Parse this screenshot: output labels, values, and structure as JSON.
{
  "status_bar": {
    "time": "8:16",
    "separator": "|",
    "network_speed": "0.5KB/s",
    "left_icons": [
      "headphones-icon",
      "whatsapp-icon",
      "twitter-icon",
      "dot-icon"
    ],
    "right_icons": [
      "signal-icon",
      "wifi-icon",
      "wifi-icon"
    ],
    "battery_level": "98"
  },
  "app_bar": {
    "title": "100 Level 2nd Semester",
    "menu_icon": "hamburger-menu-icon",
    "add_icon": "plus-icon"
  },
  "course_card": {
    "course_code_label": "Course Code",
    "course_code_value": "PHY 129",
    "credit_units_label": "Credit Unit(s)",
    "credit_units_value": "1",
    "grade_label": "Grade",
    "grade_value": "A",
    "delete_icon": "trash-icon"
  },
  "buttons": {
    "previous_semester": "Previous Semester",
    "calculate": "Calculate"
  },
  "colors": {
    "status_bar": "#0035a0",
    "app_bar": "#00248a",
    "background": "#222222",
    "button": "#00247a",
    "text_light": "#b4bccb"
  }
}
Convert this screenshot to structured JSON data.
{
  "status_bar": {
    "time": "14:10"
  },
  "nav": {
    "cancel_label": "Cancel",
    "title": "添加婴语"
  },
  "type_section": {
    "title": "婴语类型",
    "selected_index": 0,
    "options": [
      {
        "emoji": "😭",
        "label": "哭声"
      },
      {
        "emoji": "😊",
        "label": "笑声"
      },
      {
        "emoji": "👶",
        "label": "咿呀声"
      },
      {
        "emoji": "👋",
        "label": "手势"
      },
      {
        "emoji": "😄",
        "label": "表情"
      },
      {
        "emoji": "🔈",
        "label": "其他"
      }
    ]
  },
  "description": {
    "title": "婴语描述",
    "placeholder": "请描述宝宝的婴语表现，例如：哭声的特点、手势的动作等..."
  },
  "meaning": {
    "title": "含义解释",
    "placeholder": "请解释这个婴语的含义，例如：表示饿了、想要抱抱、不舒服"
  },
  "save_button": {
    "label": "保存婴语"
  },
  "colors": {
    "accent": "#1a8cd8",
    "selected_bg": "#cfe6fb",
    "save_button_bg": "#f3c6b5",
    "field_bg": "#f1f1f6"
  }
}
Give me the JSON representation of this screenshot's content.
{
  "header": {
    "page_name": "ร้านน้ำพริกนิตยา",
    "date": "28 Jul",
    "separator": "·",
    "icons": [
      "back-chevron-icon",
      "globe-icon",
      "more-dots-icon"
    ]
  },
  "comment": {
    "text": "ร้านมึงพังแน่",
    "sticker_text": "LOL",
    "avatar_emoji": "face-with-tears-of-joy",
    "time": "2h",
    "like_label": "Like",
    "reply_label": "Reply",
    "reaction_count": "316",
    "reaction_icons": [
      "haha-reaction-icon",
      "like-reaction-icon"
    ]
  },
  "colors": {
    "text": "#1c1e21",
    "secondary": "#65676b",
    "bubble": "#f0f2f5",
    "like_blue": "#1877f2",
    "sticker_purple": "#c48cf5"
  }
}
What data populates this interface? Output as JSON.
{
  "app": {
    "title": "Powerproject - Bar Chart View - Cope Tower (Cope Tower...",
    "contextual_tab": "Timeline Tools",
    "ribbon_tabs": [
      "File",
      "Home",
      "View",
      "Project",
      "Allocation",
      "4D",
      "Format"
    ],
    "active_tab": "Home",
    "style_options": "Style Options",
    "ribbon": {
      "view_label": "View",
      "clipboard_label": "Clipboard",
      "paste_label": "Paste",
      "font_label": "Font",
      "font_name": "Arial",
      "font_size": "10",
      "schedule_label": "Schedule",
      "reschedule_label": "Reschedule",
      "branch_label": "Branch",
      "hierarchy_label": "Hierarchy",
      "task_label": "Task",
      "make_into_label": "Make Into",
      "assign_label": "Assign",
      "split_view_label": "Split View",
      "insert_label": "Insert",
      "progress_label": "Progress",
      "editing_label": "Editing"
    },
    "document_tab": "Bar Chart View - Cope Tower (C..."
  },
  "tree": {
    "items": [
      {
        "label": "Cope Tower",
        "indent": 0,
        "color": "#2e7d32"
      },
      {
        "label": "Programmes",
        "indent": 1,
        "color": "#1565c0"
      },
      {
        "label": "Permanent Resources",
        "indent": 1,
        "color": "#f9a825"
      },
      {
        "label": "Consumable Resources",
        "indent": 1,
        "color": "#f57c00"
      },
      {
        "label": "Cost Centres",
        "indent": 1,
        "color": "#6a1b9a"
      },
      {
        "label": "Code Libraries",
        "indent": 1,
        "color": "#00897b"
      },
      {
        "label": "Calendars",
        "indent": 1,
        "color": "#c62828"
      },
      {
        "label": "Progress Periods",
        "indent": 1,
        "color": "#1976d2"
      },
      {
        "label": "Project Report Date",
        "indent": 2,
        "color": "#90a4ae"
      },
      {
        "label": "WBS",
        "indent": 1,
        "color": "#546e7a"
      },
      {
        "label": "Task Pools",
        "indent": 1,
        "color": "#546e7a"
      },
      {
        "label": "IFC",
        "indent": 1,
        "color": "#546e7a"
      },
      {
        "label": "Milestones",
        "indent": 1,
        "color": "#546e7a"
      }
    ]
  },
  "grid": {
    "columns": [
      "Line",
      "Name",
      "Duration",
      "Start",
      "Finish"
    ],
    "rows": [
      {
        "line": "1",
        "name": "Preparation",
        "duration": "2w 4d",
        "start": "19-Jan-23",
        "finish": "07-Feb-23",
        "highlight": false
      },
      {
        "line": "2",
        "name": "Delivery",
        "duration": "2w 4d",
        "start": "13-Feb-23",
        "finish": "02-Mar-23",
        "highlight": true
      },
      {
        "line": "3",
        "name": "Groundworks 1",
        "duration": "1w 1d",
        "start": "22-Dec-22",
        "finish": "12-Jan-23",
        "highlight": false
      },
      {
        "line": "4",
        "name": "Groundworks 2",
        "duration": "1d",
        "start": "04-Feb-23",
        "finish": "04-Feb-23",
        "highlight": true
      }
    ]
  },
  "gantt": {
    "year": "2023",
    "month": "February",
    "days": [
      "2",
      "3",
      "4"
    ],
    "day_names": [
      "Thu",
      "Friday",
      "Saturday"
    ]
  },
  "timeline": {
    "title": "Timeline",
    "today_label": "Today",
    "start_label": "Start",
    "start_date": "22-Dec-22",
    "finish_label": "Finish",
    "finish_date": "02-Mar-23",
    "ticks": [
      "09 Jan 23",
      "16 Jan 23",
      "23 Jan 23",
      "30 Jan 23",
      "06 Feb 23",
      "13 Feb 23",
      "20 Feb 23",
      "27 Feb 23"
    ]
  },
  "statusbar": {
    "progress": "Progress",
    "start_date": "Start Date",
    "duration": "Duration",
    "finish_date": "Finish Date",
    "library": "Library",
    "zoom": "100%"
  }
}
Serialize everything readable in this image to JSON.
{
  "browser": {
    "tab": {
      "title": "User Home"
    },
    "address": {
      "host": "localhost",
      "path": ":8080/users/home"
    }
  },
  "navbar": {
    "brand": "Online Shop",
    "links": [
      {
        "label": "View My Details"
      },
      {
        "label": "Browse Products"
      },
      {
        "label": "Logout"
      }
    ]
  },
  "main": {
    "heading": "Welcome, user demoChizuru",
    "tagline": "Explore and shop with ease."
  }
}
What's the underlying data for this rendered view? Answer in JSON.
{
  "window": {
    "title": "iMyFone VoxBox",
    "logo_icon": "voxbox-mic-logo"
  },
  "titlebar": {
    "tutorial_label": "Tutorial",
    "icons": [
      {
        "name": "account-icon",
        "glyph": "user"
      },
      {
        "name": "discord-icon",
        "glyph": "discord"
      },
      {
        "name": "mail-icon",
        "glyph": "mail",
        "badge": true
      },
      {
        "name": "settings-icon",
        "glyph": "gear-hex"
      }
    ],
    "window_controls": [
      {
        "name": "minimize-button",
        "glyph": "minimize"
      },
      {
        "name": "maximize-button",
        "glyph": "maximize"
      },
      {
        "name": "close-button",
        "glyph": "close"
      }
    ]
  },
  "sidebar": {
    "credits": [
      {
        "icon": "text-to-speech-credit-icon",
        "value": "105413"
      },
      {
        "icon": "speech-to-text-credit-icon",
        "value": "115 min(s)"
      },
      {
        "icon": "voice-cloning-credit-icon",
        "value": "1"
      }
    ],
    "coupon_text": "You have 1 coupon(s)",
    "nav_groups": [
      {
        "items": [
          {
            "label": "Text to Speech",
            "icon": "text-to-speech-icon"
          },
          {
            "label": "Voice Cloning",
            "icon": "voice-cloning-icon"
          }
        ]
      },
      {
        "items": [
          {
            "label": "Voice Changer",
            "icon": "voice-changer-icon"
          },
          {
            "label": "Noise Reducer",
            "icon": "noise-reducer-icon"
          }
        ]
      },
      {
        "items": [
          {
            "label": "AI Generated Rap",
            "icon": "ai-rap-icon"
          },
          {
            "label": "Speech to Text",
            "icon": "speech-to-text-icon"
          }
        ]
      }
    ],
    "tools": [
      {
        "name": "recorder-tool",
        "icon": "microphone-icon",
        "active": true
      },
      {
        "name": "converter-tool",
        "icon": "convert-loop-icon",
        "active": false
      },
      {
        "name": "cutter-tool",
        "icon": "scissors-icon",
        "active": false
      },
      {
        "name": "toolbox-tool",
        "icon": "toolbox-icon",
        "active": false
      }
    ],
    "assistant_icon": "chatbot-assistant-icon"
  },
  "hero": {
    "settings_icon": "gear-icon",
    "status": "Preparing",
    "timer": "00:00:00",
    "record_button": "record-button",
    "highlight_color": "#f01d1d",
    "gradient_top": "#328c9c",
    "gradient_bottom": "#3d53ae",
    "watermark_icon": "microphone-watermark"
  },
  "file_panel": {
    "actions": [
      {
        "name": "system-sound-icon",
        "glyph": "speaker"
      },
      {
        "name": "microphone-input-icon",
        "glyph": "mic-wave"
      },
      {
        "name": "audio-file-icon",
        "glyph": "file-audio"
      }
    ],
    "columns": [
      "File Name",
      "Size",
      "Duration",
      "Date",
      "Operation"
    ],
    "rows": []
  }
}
=-=-=
**WHAT THE TASK ASKS:**
Report how many lines in the entries hold the string "this". Nothing but the number is wanted.

**THE COMPLETED TASK:**
6